> _THE TASK_: Determine how many lines contain the string "中金宏观", then reply with that figure only.

Records about charts and figures:
■ ■ ■ ■

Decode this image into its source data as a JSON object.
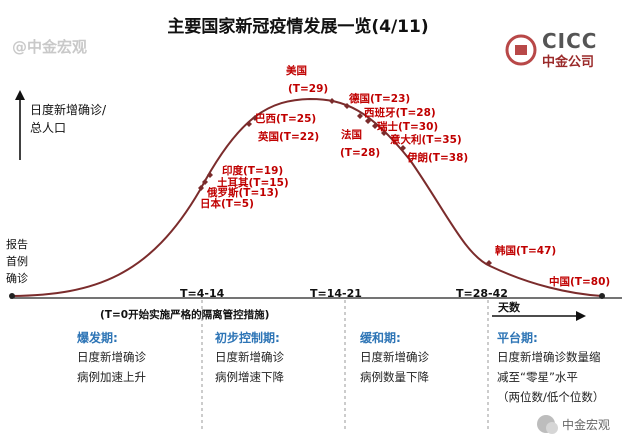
{
  "title": "主要国家新冠疫情发展一览(4/11)",
  "watermark_top": "@中金宏观",
  "brand": {
    "latin": "CICC",
    "chinese": "中金公司"
  },
  "y_axis_label": [
    "日度新增确诊/",
    "总人口"
  ],
  "start_label": [
    "报告",
    "首例",
    "确诊"
  ],
  "days_label": "天数",
  "ticks": [
    "T=4-14",
    "T=14-21",
    "T=28-42"
  ],
  "note": "(T=0开始实施严格的隔离管控措施)",
  "countries": {
    "usa": "美国",
    "usa_t": "(T=29)",
    "brazil": "巴西(T=25)",
    "uk": "英国(T=22)",
    "india": "印度(T=19)",
    "turkey": "土耳其(T=15)",
    "russia": "俄罗斯(T=13)",
    "japan": "日本(T=5)",
    "germany": "德国(T=23)",
    "spain": "西班牙(T=28)",
    "swiss": "瑞士(T=30)",
    "italy": "意大利(T=35)",
    "iran": "伊朗(T=38)",
    "france": "法国",
    "france_t": "(T=28)",
    "korea": "韩国(T=47)",
    "china": "中国(T=80)"
  },
  "phases": [
    {
      "title": "爆发期:",
      "lines": [
        "日度新增确诊",
        "病例加速上升"
      ]
    },
    {
      "title": "初步控制期:",
      "lines": [
        "日度新增确诊",
        "病例增速下降"
      ]
    },
    {
      "title": "缓和期:",
      "lines": [
        "日度新增确诊",
        "病例数量下降"
      ]
    },
    {
      "title": "平台期:",
      "lines": [
        "日度新增确诊数量缩",
        "减至“零星”水平",
        "（两位数/低个位数）"
      ]
    }
  ],
  "footer_watermark": "中金宏观",
  "colors": {
    "curve": "#7b2c2c",
    "country_text": "#c00000",
    "phase_title": "#2e75b6",
    "divider": "#999999"
  }
}
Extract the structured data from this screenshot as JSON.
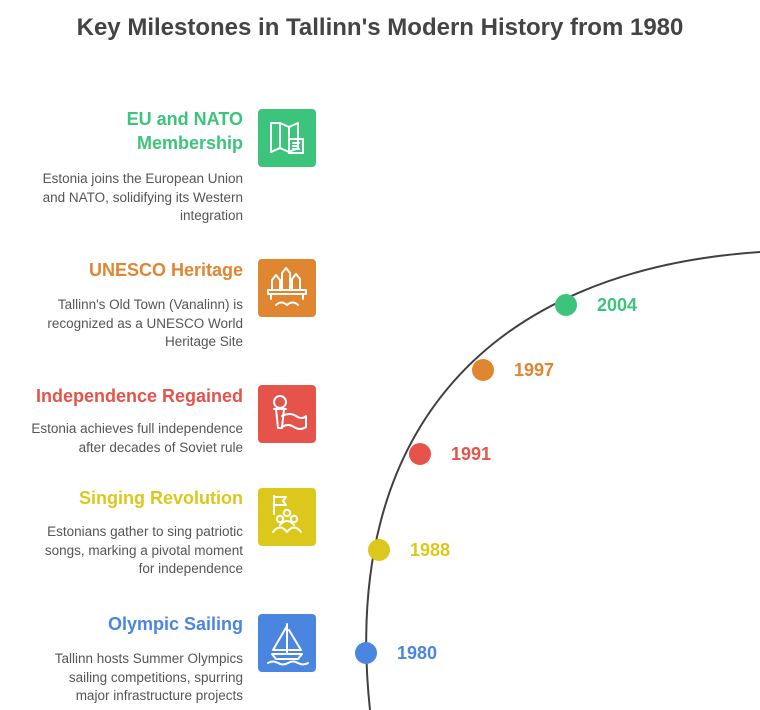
{
  "title": "Key Milestones in Tallinn's Modern History from 1980",
  "colors": {
    "green": "#3cc47c",
    "orange": "#e08530",
    "red": "#e5534b",
    "yellow": "#dcc81d",
    "blue": "#4a86e0",
    "arc": "#404040",
    "title": "#444444",
    "text": "#555555"
  },
  "milestones": [
    {
      "title_lines": [
        "EU and NATO",
        "Membership"
      ],
      "description_lines": [
        "Estonia joins the European Union",
        "and NATO, solidifying its Western",
        "integration"
      ],
      "year": "2004",
      "color": "#3cc47c",
      "icon": "map-flag-icon"
    },
    {
      "title_lines": [
        "UNESCO Heritage"
      ],
      "description_lines": [
        "Tallinn's Old Town (Vanalinn) is",
        "recognized as a UNESCO World",
        "Heritage Site"
      ],
      "year": "1997",
      "color": "#e08530",
      "icon": "old-town-icon"
    },
    {
      "title_lines": [
        "Independence Regained"
      ],
      "description_lines": [
        "Estonia achieves full independence",
        "after decades of Soviet rule"
      ],
      "year": "1991",
      "color": "#e5534b",
      "icon": "waving-flag-icon"
    },
    {
      "title_lines": [
        "Singing Revolution"
      ],
      "description_lines": [
        "Estonians gather to sing patriotic",
        "songs, marking a pivotal moment",
        "for independence"
      ],
      "year": "1988",
      "color": "#dcc81d",
      "icon": "crowd-flag-icon"
    },
    {
      "title_lines": [
        "Olympic Sailing"
      ],
      "description_lines": [
        "Tallinn hosts Summer Olympics",
        "sailing competitions, spurring",
        "major infrastructure projects"
      ],
      "year": "1980",
      "color": "#4a86e0",
      "icon": "sailboat-icon"
    }
  ]
}
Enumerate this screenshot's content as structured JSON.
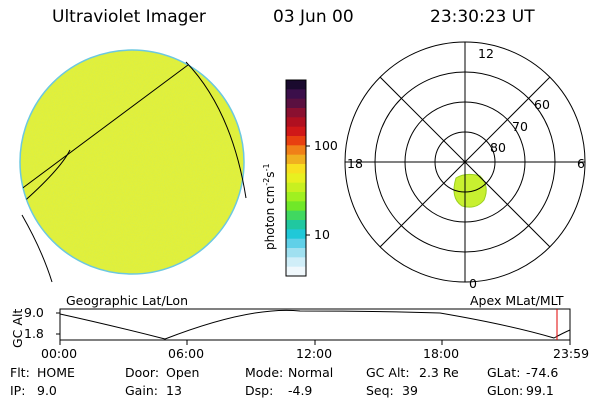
{
  "header": {
    "title": "Ultraviolet Imager",
    "date": "03 Jun 00",
    "time": "23:30:23 UT"
  },
  "colorbar": {
    "unit_text": "photon cm",
    "unit_exp1": "-2",
    "unit_mid": "s",
    "unit_exp2": "-1",
    "ticks": [
      "100",
      "10"
    ],
    "colors": [
      "#1a0a2e",
      "#3b0f4a",
      "#5a1040",
      "#8a1030",
      "#b01020",
      "#d01818",
      "#e84010",
      "#f08018",
      "#f0b020",
      "#f8e020",
      "#e8f020",
      "#c8f020",
      "#a0f020",
      "#70e828",
      "#40d860",
      "#20c8a0",
      "#20c8d8",
      "#60d0e8",
      "#a0e0f0",
      "#d0eef8",
      "#f0f8fc"
    ]
  },
  "left_panel": {
    "label": "Geographic Lat/Lon",
    "fill_color": "#e2f03a"
  },
  "right_panel": {
    "label": "Apex MLat/MLT",
    "mlt_labels": {
      "top": "12",
      "left": "18",
      "right": "6",
      "bottom": "0"
    },
    "lat_labels": [
      "60",
      "70",
      "80"
    ],
    "oval_color": "#c8f030"
  },
  "timeline": {
    "axis_label": "GC Alt",
    "y_ticks": [
      "9.0",
      "1.8"
    ],
    "x_ticks": [
      "00:00",
      "06:00",
      "12:00",
      "18:00",
      "23:59"
    ]
  },
  "status": {
    "row1": [
      {
        "label": "Flt:",
        "value": "HOME"
      },
      {
        "label": "Door:",
        "value": "Open"
      },
      {
        "label": "Mode:",
        "value": "Normal"
      },
      {
        "label": "GC Alt:",
        "value": "2.3 Re"
      },
      {
        "label": "GLat:",
        "value": "-74.6"
      }
    ],
    "row2": [
      {
        "label": "IP:",
        "value": "9.0"
      },
      {
        "label": "Gain:",
        "value": "13"
      },
      {
        "label": "Dsp:",
        "value": "-4.9"
      },
      {
        "label": "Seq:",
        "value": "39"
      },
      {
        "label": "GLon:",
        "value": "99.1"
      }
    ]
  }
}
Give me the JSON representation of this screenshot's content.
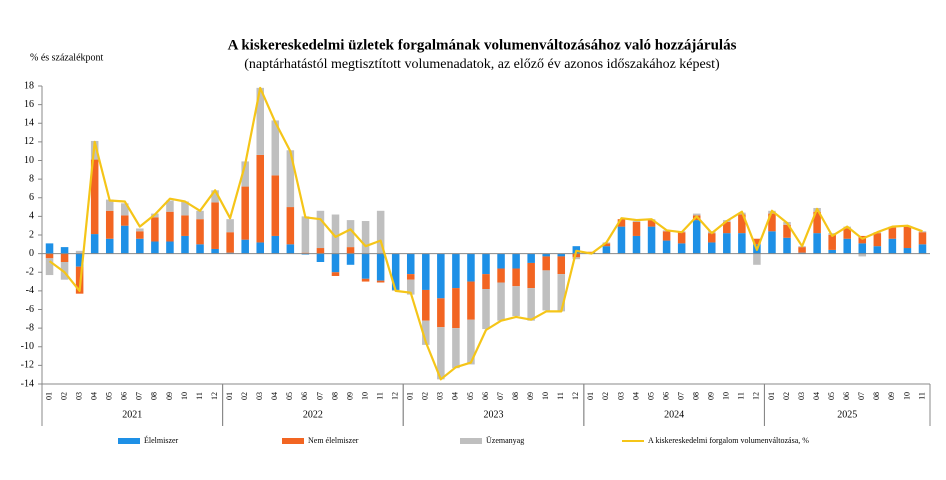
{
  "chart_data": {
    "type": "bar",
    "stacked": true,
    "title": "A kiskereskedelmi üzletek forgalmának volumenváltozásához való hozzájárulás",
    "subtitle": "(naptárhatástól megtisztított volumenadatok, az előző év azonos időszakához képest)",
    "y_label": "% és százalékpont",
    "groups": [
      {
        "label": "2021",
        "categories": [
          "01",
          "02",
          "03",
          "04",
          "05",
          "06",
          "07",
          "08",
          "09",
          "10",
          "11",
          "12"
        ]
      },
      {
        "label": "2022",
        "categories": [
          "01",
          "02",
          "03",
          "04",
          "05",
          "06",
          "07",
          "08",
          "09",
          "10",
          "11",
          "12"
        ]
      },
      {
        "label": "2023",
        "categories": [
          "01",
          "02",
          "03",
          "04",
          "05",
          "06",
          "07",
          "08",
          "09",
          "10",
          "11",
          "12"
        ]
      },
      {
        "label": "2024",
        "categories": [
          "01",
          "02",
          "03",
          "04",
          "05",
          "06",
          "07",
          "08",
          "09",
          "10",
          "11",
          "12"
        ]
      },
      {
        "label": "2025",
        "categories": [
          "01",
          "02",
          "03",
          "04",
          "05",
          "06",
          "07",
          "08",
          "09",
          "10",
          "11"
        ]
      }
    ],
    "series": [
      {
        "name": "Élelmiszer",
        "type": "bar",
        "color": "#1e90e6",
        "values": [
          1.1,
          0.7,
          -1.4,
          2.1,
          1.6,
          3.0,
          1.6,
          1.3,
          1.3,
          1.9,
          1.0,
          0.5,
          0.1,
          1.5,
          1.2,
          1.9,
          1.0,
          -0.1,
          -0.9,
          -2.0,
          -1.2,
          -2.7,
          -2.9,
          -3.9,
          -2.2,
          -3.9,
          -4.8,
          -3.7,
          -3.0,
          -2.2,
          -1.6,
          -1.6,
          -1.0,
          -0.3,
          -0.3,
          0.8,
          0.1,
          0.8,
          2.9,
          1.9,
          2.9,
          1.4,
          1.1,
          3.6,
          1.2,
          2.2,
          2.2,
          1.0,
          2.4,
          1.7,
          0.1,
          2.2,
          0.4,
          1.6,
          1.1,
          0.8,
          1.6,
          0.6,
          1.0
        ]
      },
      {
        "name": "Nem élelmiszer",
        "type": "bar",
        "color": "#f26522",
        "values": [
          -0.5,
          -0.9,
          -2.9,
          8.0,
          3.0,
          1.1,
          0.8,
          2.6,
          3.2,
          2.2,
          2.7,
          5.0,
          2.2,
          5.7,
          9.4,
          6.5,
          4.0,
          0.1,
          0.6,
          -0.4,
          0.7,
          -0.3,
          -0.2,
          0.0,
          -0.6,
          -3.3,
          -3.1,
          -4.3,
          -4.1,
          -1.6,
          -1.5,
          -1.9,
          -2.7,
          -1.5,
          -1.9,
          -0.4,
          0.1,
          0.3,
          0.8,
          1.5,
          0.7,
          1.0,
          1.2,
          0.5,
          1.0,
          1.2,
          2.0,
          0.6,
          1.9,
          1.4,
          0.6,
          2.3,
          1.6,
          1.1,
          0.8,
          1.4,
          1.2,
          2.3,
          1.3
        ]
      },
      {
        "name": "Üzemanyag",
        "type": "bar",
        "color": "#bfbfbf",
        "values": [
          -1.8,
          -1.9,
          0.3,
          2.0,
          1.2,
          1.3,
          0.3,
          0.4,
          1.2,
          1.5,
          0.9,
          1.3,
          1.4,
          2.7,
          7.2,
          5.9,
          6.1,
          3.9,
          4.0,
          4.2,
          2.9,
          3.5,
          4.6,
          -0.1,
          -1.6,
          -2.6,
          -5.6,
          -4.3,
          -4.8,
          -4.3,
          -4.1,
          -3.2,
          -3.5,
          -4.3,
          -4.0,
          -0.2,
          0.0,
          0.1,
          0.0,
          0.1,
          0.1,
          0.1,
          0.1,
          0.2,
          0.2,
          0.2,
          0.2,
          -1.2,
          0.3,
          0.3,
          0.1,
          0.4,
          0.2,
          0.2,
          -0.3,
          0.1,
          0.1,
          0.1,
          0.1
        ]
      },
      {
        "name": "A kiskereskedelmi forgalom volumenváltozása, %",
        "type": "line",
        "color": "#f5c518",
        "values": [
          -0.8,
          -2.0,
          -4.0,
          12.0,
          5.7,
          5.6,
          2.9,
          4.2,
          5.9,
          5.6,
          4.6,
          6.8,
          3.8,
          9.6,
          17.8,
          14.1,
          11.0,
          3.9,
          3.7,
          1.8,
          2.6,
          0.8,
          1.4,
          -4.0,
          -4.2,
          -9.5,
          -13.5,
          -12.2,
          -11.7,
          -8.2,
          -7.2,
          -6.8,
          -7.1,
          -6.2,
          -6.2,
          0.3,
          0.0,
          1.2,
          3.8,
          3.6,
          3.7,
          2.5,
          2.3,
          4.0,
          2.2,
          3.5,
          4.5,
          0.4,
          4.6,
          3.3,
          0.8,
          4.8,
          1.9,
          2.9,
          1.6,
          2.3,
          2.9,
          3.0,
          2.4
        ]
      }
    ],
    "ylim": [
      -14,
      18
    ],
    "yticks": [
      -14,
      -12,
      -10,
      -8,
      -6,
      -4,
      -2,
      0,
      2,
      4,
      6,
      8,
      10,
      12,
      14,
      16,
      18
    ],
    "grid": false
  }
}
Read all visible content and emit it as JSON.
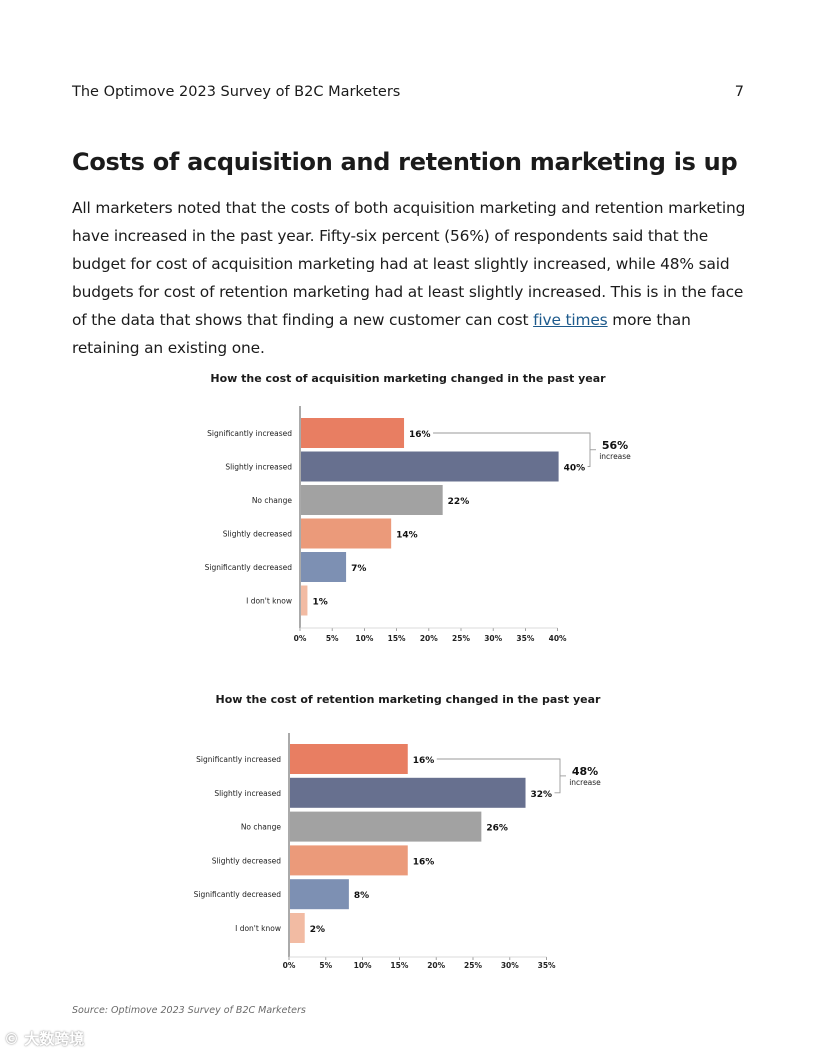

■ ■ ■ ■

> _COMPLETED EXERCISE_: 2